## Pedido 1
Repita sem alterações as entradas entre as linhas que contêm "List all visible" e "339, 974, 375]", inclusive, deixando as imagens de fora.

São Paulo, Sexta-feira, 19 de Novembro de 1999
Texto Anterior | Próximo Texto | Índice

LITERATURA

Livro recém-lançado nos EUA traz longa entrevista com o diretor de "O Pecado Mora ao Lado"

Billy Wilder, cínico, entrega Billy Wilder

AMIR LABAKI
da equipe de articulistas



"Conversations with Wilder", recém-lançado nos EUA, ilumina pontos obscuros da vida do cineasta Billy Wilder, por meio de sua própria narração. Nascido Samuel Wilder, em 22 de junho de 1906, numa família da burguesia judaica austríaca, ganhou da mãe o apelido de Billy, já que seu irmão mais velho virara Willy. Ao contrário do mito, jamais iniciou o curso universitário de direito antes de se tornar o mais incansável entrevistador de celebridades de Viena (até Freud o pôs para correr).
Um caso fugaz de juventude, com uma prostituta chamada Ilse, tampouco foi o grande amor de sua vida e, apesar de escrever já em Berlim uma série de reportagens sobre suas experiências como dançarino de salão, jamais Wilder foi um gigolô profissional. Pela primeira vez, ele rompe o laconismo para recordar a morte em Auschwitz de sua mãe e do padrasto que nunca conheceu.
É esse o verdadeiro trauma que divide sua vida. Wilder fugiu da Berlim já hitlerista, em 1933, pouco depois do incêndio do Reichstag, deixando para trás uma promissora carreira de roteirista. Ficou uns tempos em Paris, estreando lá como diretor ("Mauvaise Graine"), mas, já no início de 1934, seguia os passos do irmão, indo tentar a vida nos EUA.
No mesmo ano, Wilder debutava em Hollywood como roteirista em "Music of the Air", do também recém-chegado Joe May. Um ano depois, visitava sua mãe pela última vez em Viena.
Não surpreende que seu segundo filme como diretor, depois de consagrar-se como a pena mais ácida entre os roteiristas ("Ninotchka"), tenha sido um dos primeiros longas do esforço de guerra antinazista, "Cinco Covas no Egito". Tampouco que um de seus maiores orgulhos seja o subestimado "Inferno nº 17". E, por fim, que "A Lista de Schindler" tenha sido o último projeto de filme pelo qual Wilder batalhou a sério, rendendo-se apenas depois de ouvir os argumentos definitivos de Steven Spielberg. (Em tempo: Billy considera Spielberg um dos grandes diretores em atividade e aplaude o filme.)

## Pedido 2
Reescreva o trecho do artigo sobre Billy Wilder entre "AMIR LABAKI" e "pôs para correr).", inclusive, substituindo "cineasta" por "diretor".

## Entradas de dados
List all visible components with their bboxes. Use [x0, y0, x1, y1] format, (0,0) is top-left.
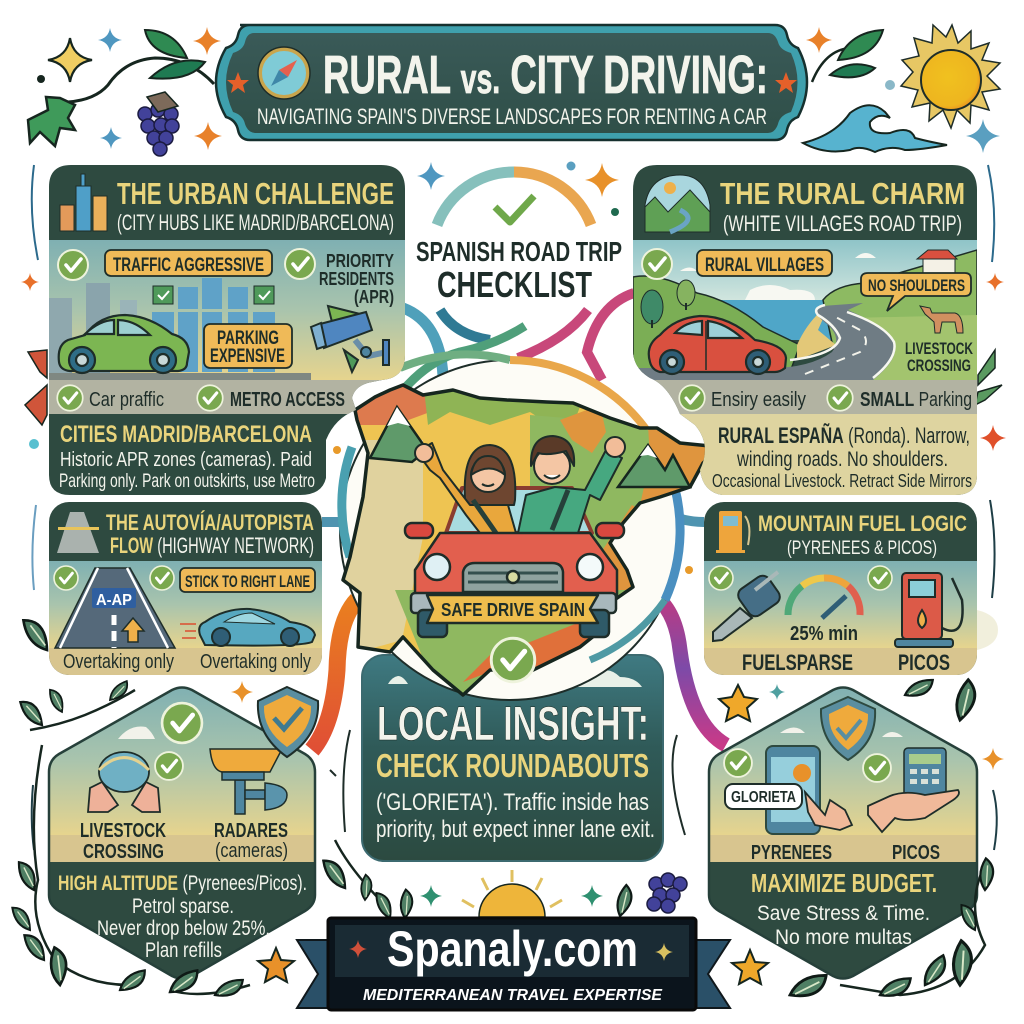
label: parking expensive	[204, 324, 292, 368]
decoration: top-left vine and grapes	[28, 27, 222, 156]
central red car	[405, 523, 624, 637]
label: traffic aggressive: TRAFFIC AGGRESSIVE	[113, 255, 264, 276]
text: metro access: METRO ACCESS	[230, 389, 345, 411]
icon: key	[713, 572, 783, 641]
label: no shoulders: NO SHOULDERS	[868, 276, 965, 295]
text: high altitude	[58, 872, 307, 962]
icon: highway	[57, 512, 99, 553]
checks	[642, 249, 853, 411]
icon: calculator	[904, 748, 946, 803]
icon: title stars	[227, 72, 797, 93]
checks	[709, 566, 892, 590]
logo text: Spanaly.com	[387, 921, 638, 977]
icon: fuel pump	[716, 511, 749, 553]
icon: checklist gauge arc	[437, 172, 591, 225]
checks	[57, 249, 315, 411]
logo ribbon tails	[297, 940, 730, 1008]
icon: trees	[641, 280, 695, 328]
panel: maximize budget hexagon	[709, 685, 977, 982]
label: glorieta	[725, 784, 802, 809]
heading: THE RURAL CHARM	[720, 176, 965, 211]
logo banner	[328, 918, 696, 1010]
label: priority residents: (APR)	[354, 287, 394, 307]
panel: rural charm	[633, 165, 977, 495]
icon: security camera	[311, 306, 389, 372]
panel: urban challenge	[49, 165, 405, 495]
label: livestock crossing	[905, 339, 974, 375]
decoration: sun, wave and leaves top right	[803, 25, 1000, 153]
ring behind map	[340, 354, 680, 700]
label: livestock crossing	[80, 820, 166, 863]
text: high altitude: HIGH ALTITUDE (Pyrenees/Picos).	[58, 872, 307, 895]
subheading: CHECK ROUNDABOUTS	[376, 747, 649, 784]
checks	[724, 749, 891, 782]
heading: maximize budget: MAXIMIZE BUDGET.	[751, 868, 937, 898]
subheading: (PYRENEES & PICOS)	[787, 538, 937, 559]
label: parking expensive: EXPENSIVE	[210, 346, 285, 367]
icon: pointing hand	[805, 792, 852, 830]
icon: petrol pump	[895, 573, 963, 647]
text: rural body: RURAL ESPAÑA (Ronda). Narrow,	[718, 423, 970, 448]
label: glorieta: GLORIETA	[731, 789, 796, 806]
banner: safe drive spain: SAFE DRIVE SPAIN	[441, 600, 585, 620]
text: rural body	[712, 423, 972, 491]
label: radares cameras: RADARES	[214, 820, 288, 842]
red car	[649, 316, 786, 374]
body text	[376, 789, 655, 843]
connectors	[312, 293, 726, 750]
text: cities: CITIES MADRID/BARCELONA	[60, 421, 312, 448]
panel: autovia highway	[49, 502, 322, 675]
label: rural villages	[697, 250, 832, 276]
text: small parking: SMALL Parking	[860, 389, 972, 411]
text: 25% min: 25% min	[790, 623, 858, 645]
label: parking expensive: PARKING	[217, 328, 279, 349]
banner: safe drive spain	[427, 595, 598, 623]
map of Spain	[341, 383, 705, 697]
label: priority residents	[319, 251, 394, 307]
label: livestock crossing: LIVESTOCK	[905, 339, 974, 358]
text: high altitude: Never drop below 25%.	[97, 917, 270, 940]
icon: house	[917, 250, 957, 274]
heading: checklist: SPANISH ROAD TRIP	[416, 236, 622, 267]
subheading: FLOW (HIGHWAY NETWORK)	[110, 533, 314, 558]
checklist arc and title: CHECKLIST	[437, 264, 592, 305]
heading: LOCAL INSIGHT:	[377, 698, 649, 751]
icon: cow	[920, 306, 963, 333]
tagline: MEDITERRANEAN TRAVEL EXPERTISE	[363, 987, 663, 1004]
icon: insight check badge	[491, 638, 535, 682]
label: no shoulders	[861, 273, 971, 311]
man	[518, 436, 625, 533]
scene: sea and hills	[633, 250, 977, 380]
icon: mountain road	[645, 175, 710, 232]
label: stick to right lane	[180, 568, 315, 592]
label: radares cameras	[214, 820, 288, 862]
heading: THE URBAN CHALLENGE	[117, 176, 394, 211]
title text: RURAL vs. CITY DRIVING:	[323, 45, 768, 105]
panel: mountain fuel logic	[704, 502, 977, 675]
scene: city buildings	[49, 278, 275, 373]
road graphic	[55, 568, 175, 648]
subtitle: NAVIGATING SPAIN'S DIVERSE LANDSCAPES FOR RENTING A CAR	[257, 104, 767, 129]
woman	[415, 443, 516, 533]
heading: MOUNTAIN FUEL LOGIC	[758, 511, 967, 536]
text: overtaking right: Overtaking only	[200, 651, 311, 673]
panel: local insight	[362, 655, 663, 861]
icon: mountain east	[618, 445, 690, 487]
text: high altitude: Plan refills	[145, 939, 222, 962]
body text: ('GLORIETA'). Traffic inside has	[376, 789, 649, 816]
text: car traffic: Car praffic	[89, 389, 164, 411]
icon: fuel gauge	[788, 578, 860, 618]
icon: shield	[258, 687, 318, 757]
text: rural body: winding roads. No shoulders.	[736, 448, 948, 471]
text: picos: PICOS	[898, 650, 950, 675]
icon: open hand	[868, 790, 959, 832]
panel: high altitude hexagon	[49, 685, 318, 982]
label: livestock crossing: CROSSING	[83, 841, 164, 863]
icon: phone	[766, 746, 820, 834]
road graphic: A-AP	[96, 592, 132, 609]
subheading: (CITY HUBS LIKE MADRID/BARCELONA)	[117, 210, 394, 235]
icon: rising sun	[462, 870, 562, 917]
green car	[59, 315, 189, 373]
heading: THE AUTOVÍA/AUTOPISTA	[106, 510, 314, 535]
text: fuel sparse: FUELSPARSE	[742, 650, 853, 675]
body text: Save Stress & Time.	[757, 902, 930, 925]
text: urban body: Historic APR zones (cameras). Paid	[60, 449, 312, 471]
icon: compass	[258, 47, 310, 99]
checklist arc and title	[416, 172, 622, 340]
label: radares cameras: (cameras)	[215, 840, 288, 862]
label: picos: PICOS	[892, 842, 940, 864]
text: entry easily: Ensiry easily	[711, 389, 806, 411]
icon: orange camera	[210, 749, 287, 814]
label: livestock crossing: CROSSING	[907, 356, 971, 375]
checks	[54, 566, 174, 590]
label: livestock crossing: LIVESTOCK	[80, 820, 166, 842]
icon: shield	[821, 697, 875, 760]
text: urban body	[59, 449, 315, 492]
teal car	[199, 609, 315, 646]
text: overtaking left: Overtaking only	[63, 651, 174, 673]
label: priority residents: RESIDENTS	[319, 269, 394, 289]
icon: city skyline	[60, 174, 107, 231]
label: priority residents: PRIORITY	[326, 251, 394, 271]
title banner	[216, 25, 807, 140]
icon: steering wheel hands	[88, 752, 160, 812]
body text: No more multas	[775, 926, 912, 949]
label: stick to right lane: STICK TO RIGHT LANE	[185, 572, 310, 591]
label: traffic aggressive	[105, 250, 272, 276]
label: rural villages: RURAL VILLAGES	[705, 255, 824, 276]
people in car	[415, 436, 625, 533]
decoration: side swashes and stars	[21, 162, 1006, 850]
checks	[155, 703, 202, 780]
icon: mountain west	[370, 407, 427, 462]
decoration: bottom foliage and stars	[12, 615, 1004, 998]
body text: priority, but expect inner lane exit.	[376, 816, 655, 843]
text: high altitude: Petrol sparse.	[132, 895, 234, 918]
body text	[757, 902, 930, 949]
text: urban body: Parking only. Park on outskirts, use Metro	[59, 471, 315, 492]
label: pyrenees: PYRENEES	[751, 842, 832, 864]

---

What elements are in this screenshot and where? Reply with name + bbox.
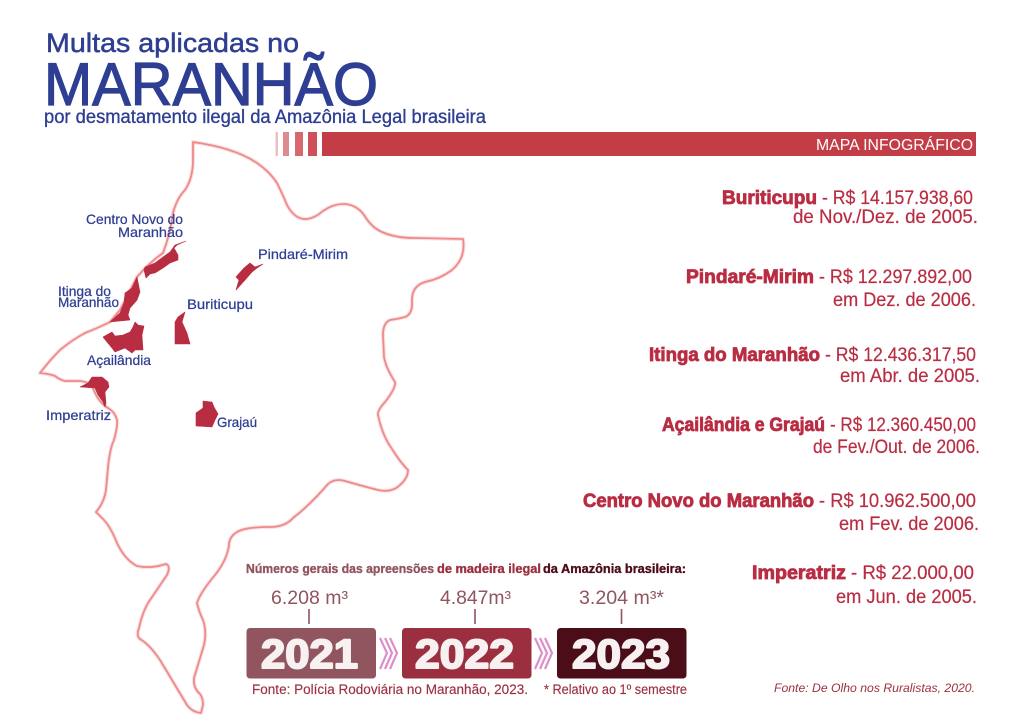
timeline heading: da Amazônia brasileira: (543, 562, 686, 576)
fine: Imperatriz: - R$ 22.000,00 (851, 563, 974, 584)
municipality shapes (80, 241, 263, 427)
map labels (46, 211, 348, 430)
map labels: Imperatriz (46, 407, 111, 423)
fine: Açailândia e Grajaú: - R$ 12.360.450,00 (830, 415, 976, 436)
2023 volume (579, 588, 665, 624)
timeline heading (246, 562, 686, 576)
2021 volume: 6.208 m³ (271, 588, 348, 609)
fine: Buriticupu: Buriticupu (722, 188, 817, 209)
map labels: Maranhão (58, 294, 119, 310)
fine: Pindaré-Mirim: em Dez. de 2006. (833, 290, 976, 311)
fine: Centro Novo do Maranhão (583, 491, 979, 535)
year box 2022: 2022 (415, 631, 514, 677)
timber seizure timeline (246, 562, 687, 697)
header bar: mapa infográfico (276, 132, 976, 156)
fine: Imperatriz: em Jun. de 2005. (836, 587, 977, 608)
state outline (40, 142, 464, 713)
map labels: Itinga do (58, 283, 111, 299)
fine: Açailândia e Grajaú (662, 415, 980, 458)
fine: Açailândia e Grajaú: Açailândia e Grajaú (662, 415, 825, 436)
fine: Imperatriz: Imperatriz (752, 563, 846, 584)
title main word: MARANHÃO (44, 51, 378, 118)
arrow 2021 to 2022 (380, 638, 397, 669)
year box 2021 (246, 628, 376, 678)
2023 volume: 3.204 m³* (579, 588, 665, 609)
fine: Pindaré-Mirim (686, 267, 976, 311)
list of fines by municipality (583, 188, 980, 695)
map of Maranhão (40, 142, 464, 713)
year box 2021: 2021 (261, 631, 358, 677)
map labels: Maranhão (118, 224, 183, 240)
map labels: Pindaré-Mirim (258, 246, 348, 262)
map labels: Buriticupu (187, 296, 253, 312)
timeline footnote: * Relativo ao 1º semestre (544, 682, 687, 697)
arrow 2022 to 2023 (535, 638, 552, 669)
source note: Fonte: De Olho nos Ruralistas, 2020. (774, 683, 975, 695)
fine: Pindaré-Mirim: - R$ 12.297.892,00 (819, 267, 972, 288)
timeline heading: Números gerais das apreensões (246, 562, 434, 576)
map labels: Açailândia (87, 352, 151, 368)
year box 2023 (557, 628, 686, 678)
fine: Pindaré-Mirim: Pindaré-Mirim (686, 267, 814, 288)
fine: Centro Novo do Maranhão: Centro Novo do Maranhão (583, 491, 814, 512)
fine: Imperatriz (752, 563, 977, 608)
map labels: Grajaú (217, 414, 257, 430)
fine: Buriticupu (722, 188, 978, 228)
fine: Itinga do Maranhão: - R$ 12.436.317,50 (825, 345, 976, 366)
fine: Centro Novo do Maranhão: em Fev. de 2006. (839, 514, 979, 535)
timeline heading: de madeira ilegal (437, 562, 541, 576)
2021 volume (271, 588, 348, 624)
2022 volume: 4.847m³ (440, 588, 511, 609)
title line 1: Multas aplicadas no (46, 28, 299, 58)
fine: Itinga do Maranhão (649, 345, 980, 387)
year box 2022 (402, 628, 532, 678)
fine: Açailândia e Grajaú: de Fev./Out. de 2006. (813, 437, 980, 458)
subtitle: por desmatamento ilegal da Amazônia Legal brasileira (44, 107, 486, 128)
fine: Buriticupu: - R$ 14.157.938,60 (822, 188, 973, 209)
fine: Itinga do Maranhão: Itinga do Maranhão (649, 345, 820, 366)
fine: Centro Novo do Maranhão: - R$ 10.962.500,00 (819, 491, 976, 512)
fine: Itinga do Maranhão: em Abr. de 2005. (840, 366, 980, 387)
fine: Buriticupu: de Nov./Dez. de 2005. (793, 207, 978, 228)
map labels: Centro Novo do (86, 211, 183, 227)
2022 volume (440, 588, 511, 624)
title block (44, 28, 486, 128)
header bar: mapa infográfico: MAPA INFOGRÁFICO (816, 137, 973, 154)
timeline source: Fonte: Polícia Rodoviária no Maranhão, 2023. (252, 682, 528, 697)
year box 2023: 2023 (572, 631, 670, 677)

...

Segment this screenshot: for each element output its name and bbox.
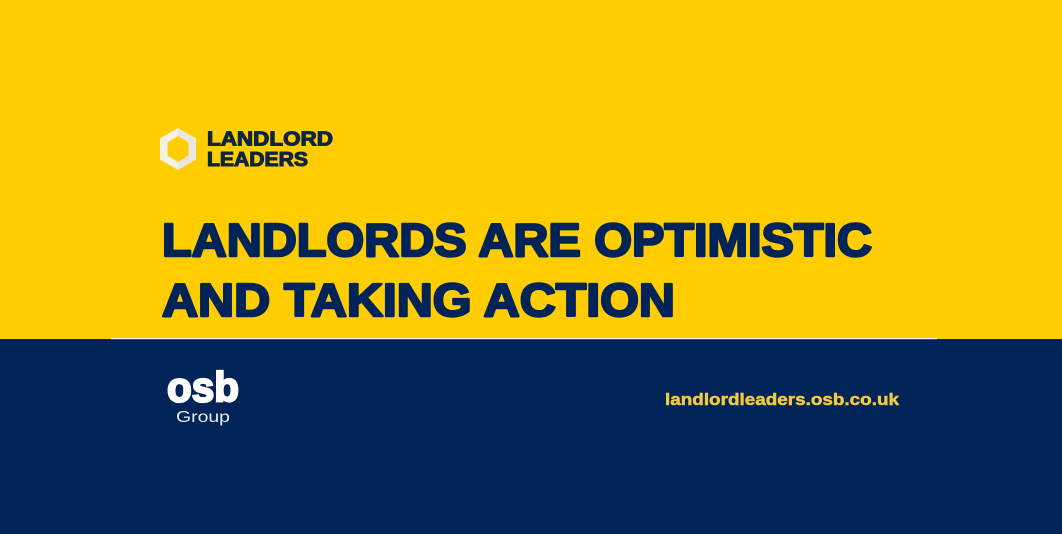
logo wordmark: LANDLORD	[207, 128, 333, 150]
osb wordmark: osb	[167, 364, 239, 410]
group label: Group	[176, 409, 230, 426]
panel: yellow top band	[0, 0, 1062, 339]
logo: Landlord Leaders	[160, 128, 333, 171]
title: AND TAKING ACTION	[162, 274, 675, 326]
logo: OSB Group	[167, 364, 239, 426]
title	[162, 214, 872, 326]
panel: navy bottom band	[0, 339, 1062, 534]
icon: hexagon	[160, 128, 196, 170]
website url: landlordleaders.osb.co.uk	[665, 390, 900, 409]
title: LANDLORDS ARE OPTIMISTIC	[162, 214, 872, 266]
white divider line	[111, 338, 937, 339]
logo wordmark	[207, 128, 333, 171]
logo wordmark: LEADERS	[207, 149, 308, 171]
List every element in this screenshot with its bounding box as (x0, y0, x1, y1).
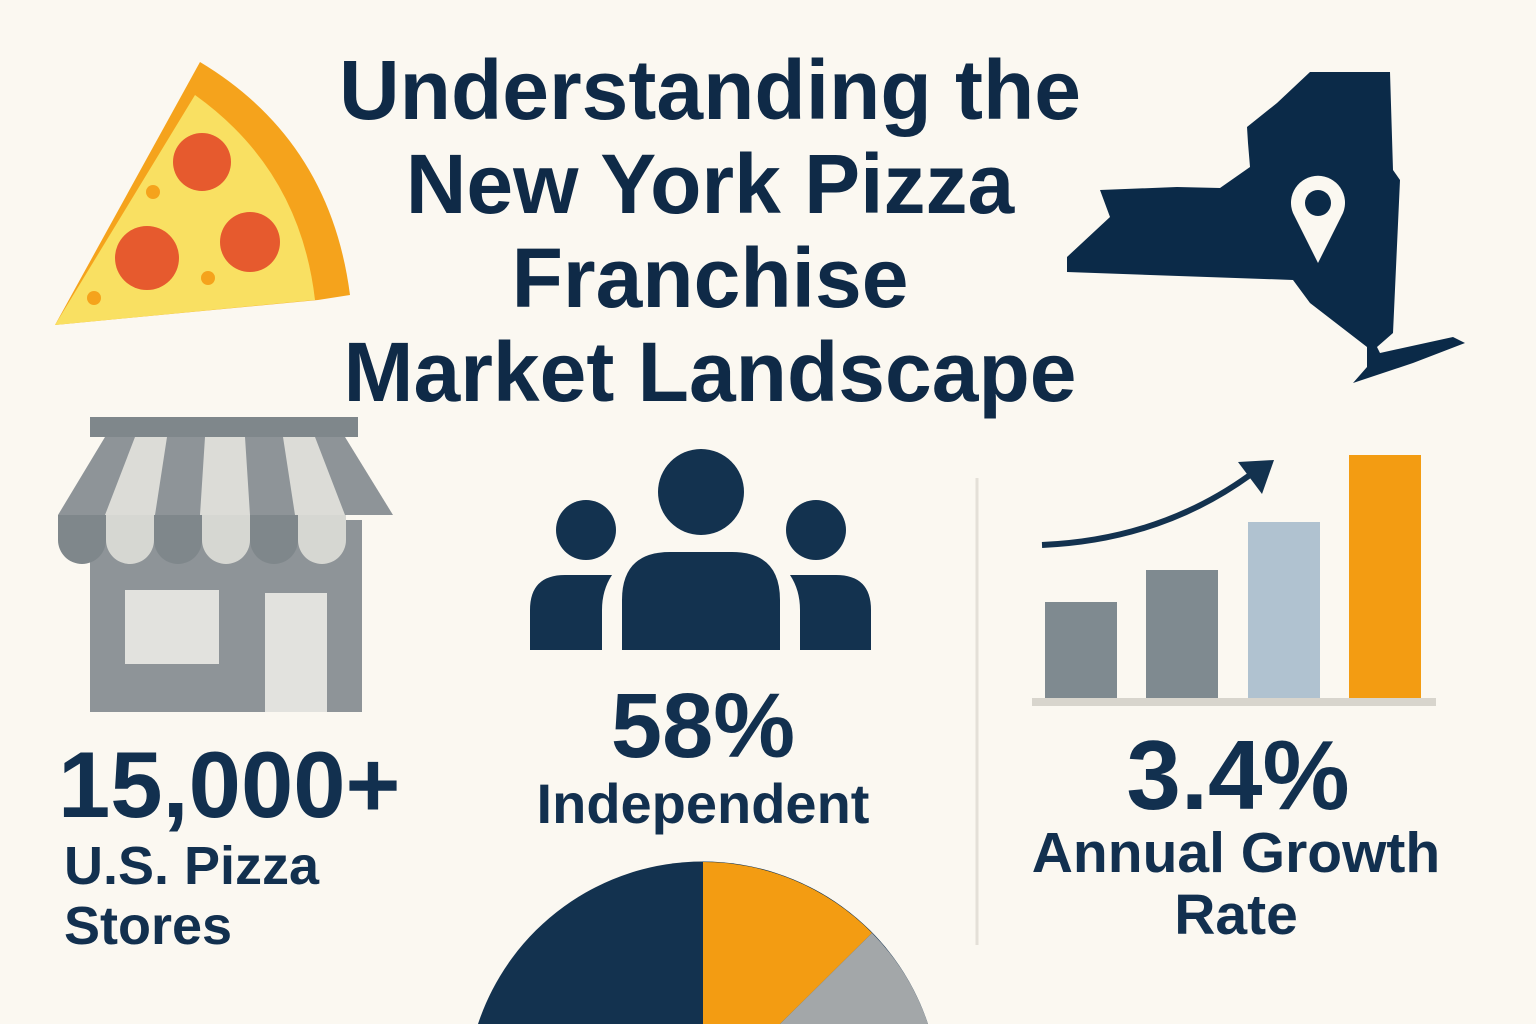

## Resolução 1
List all visible components with their bboxes. Use [x0, y0, x1, y1] format, (0,0) is top-left.
label: parking expensive	[204, 324, 292, 368]
decoration: top-left vine and grapes	[28, 27, 222, 156]
central red car	[405, 523, 624, 637]
label: traffic aggressive: TRAFFIC AGGRESSIVE	[113, 255, 264, 276]
text: metro access: METRO ACCESS	[230, 389, 345, 411]
icon: key	[713, 572, 783, 641]
label: no shoulders: NO SHOULDERS	[868, 276, 965, 295]
text: high altitude	[58, 872, 307, 962]
icon: highway	[57, 512, 99, 553]
checks	[642, 249, 853, 411]
icon: calculator	[904, 748, 946, 803]
icon: title stars	[227, 72, 797, 93]
checks	[709, 566, 892, 590]
logo text: Spanaly.com	[387, 921, 638, 977]
icon: fuel pump	[716, 511, 749, 553]
icon: checklist gauge arc	[437, 172, 591, 225]
checks	[57, 249, 315, 411]
logo ribbon tails	[297, 940, 730, 1008]
icon: trees	[641, 280, 695, 328]
panel: maximize budget hexagon	[709, 685, 977, 982]
label: glorieta	[725, 784, 802, 809]
heading: THE RURAL CHARM	[720, 176, 965, 211]
logo banner	[328, 918, 696, 1010]
label: priority residents: (APR)	[354, 287, 394, 307]
panel: rural charm	[633, 165, 977, 495]
icon: security camera	[311, 306, 389, 372]
panel: urban challenge	[49, 165, 405, 495]
label: livestock crossing	[905, 339, 974, 375]

## Resolução 2
AMIR LABAKI
da equipe de articulistas



"Conversations with Wilder", recém-lançado nos EUA, ilumina pontos obscuros da vida do diretor Billy Wilder, por meio de sua própria narração. Nascido Samuel Wilder, em 22 de junho de 1906, numa família da burguesia judaica austríaca, ganhou da mãe o apelido de Billy, já que seu irmão mais velho virara Willy. Ao contrário do mito, jamais iniciou o curso universitário de direito antes de se tornar o mais incansável entrevistador de celebridades de Viena (até Freud o pôs para correr).